# WHAT IS ASKED:
Your task is to transcribe the records exactly, skipping every image.

# RECORDS FOR THE EXERCISE:

'''

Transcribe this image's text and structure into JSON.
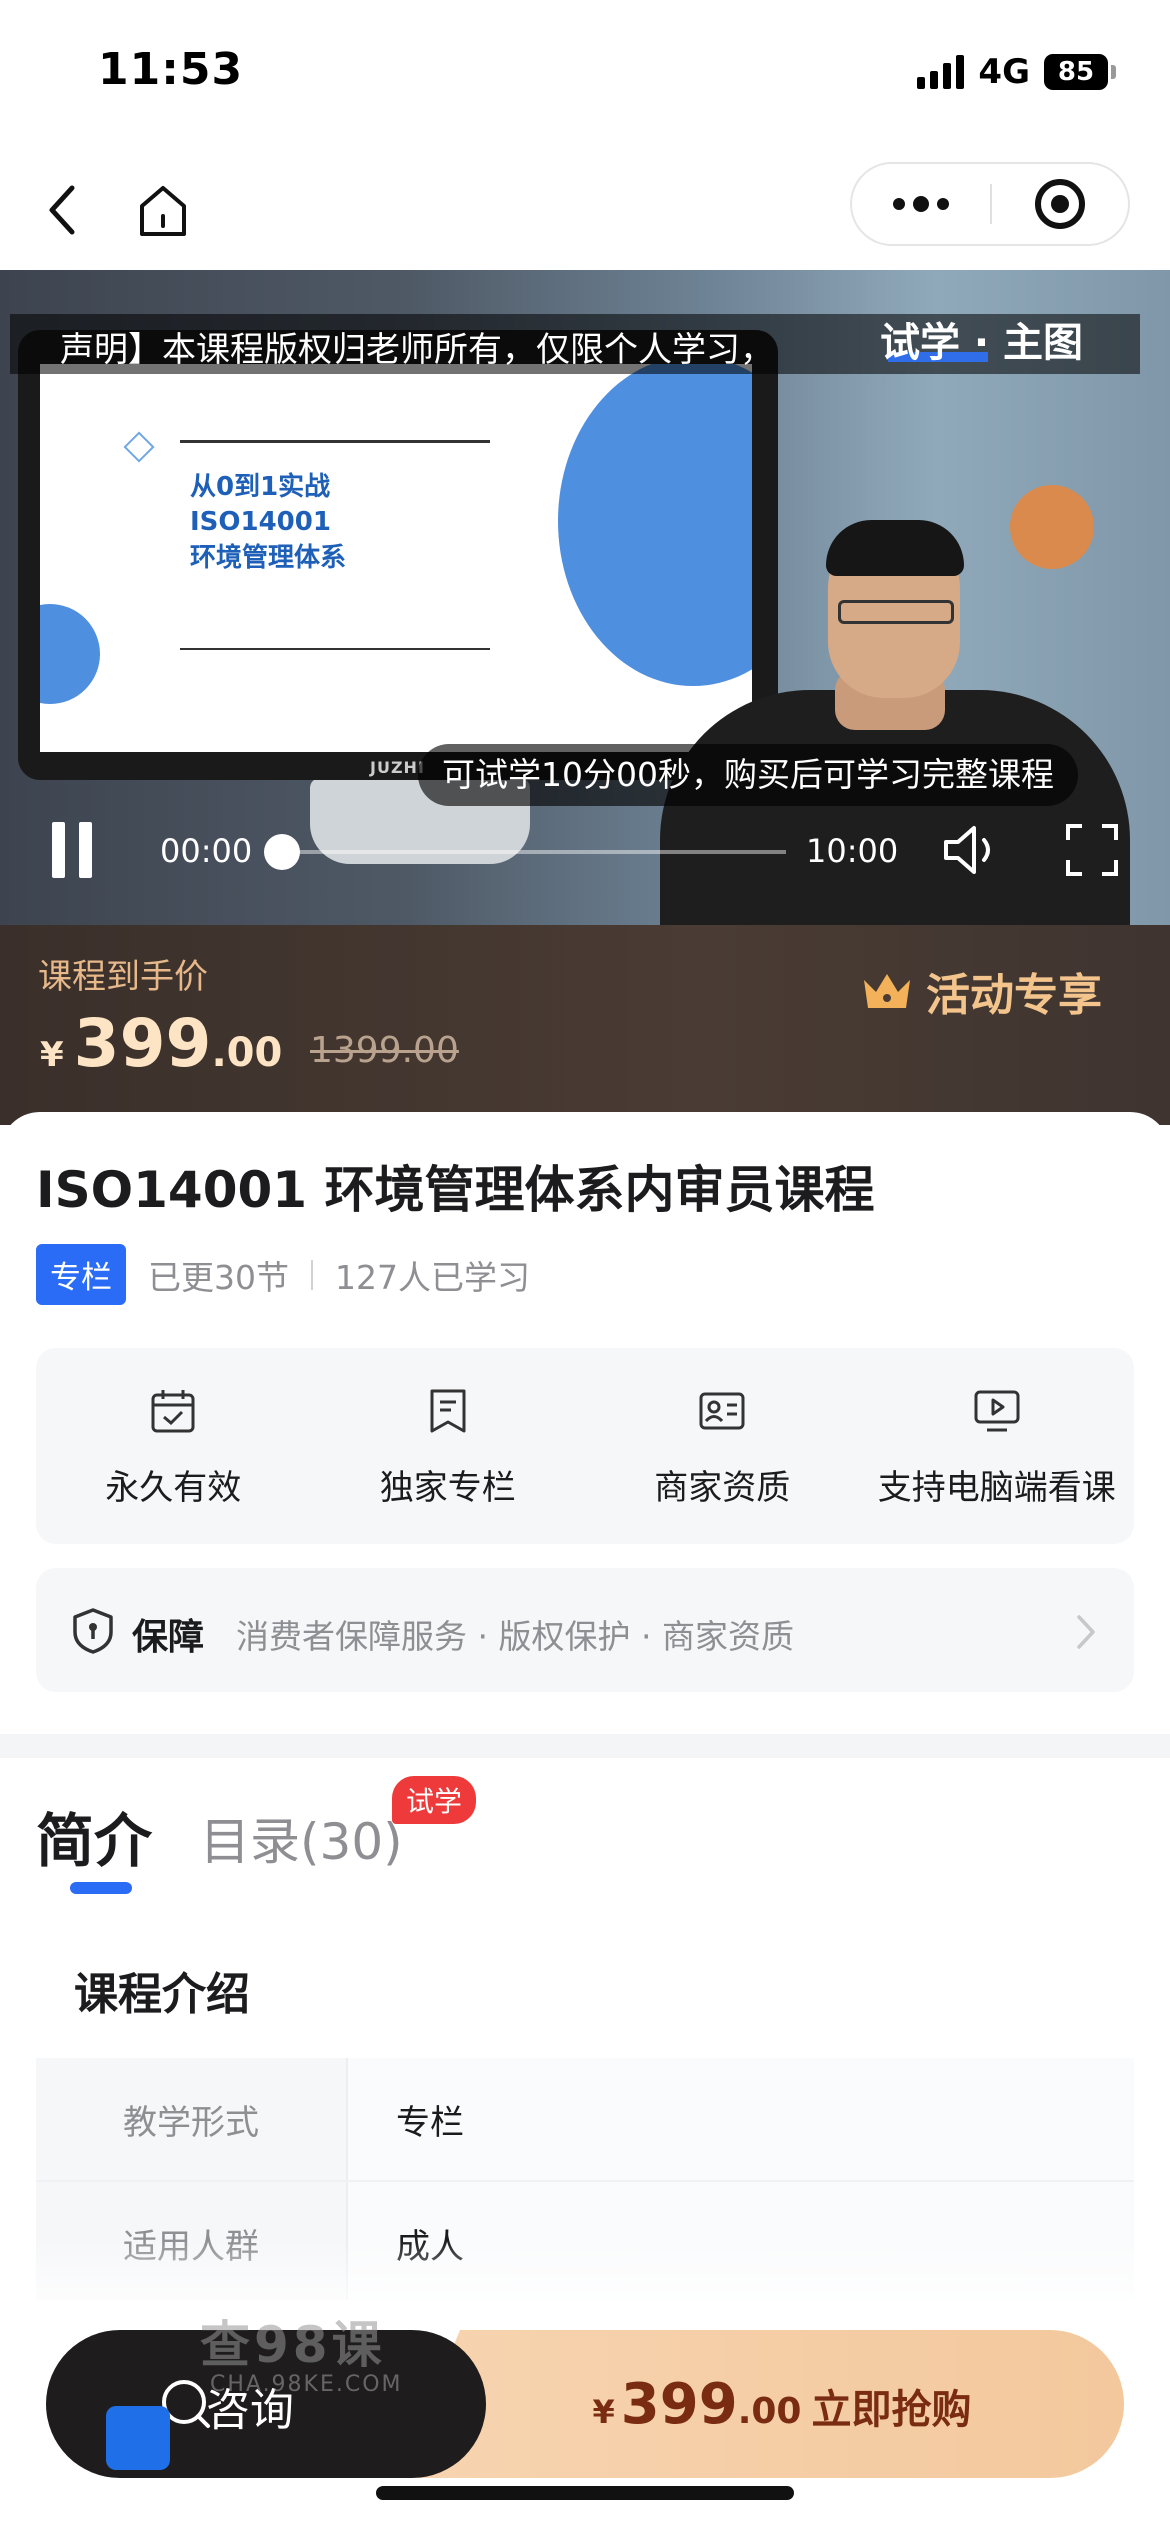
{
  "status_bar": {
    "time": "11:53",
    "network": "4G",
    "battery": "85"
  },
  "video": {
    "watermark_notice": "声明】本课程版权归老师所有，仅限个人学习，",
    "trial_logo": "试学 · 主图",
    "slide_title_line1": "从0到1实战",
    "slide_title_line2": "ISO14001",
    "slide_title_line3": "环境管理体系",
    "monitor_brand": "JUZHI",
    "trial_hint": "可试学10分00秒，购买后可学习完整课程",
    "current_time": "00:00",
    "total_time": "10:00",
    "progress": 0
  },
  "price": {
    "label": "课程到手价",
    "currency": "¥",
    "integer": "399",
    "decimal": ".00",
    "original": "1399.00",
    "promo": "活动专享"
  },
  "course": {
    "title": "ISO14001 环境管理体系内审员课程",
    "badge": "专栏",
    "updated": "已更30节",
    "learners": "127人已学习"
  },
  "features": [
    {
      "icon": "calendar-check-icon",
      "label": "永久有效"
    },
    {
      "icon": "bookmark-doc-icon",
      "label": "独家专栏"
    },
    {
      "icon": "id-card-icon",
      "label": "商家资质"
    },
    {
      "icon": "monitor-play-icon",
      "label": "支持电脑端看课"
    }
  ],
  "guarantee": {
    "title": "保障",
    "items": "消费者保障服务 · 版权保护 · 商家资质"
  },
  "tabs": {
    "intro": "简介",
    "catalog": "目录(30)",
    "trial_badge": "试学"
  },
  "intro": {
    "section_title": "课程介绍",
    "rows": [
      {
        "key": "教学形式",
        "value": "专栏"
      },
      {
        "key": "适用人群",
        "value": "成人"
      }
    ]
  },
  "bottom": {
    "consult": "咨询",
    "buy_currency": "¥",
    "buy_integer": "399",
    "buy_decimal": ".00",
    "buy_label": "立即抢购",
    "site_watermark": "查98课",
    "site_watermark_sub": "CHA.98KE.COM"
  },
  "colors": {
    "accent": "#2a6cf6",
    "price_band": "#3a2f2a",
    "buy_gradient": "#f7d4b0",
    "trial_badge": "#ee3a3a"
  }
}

'''

# RESPONSE TO THIS EXERCISE:
Transcribe this image's text and structure into JSON.
{
  "status_bar": {
    "time": "11:53",
    "network": "4G",
    "battery": "85"
  },
  "video": {
    "watermark_notice": "声明】本课程版权归老师所有，仅限个人学习，",
    "trial_logo": "试学 · 主图",
    "slide_title_line1": "从0到1实战",
    "slide_title_line2": "ISO14001",
    "slide_title_line3": "环境管理体系",
    "monitor_brand": "JUZHI",
    "trial_hint": "可试学10分00秒，购买后可学习完整课程",
    "current_time": "00:00",
    "total_time": "10:00",
    "progress": 0
  },
  "price": {
    "label": "课程到手价",
    "currency": "¥",
    "integer": "399",
    "decimal": ".00",
    "original": "1399.00",
    "promo": "活动专享"
  },
  "course": {
    "title": "ISO14001 环境管理体系内审员课程",
    "badge": "专栏",
    "updated": "已更30节",
    "learners": "127人已学习"
  },
  "features": [
    {
      "icon": "calendar-check-icon",
      "label": "永久有效"
    },
    {
      "icon": "bookmark-doc-icon",
      "label": "独家专栏"
    },
    {
      "icon": "id-card-icon",
      "label": "商家资质"
    },
    {
      "icon": "monitor-play-icon",
      "label": "支持电脑端看课"
    }
  ],
  "guarantee": {
    "title": "保障",
    "items": "消费者保障服务 · 版权保护 · 商家资质"
  },
  "tabs": {
    "intro": "简介",
    "catalog": "目录(30)",
    "trial_badge": "试学"
  },
  "intro": {
    "section_title": "课程介绍",
    "rows": [
      {
        "key": "教学形式",
        "value": "专栏"
      },
      {
        "key": "适用人群",
        "value": "成人"
      }
    ]
  },
  "bottom": {
    "consult": "咨询",
    "buy_currency": "¥",
    "buy_integer": "399",
    "buy_decimal": ".00",
    "buy_label": "立即抢购",
    "site_watermark": "查98课",
    "site_watermark_sub": "CHA.98KE.COM"
  },
  "colors": {
    "accent": "#2a6cf6",
    "price_band": "#3a2f2a",
    "buy_gradient": "#f7d4b0",
    "trial_badge": "#ee3a3a"
  }
}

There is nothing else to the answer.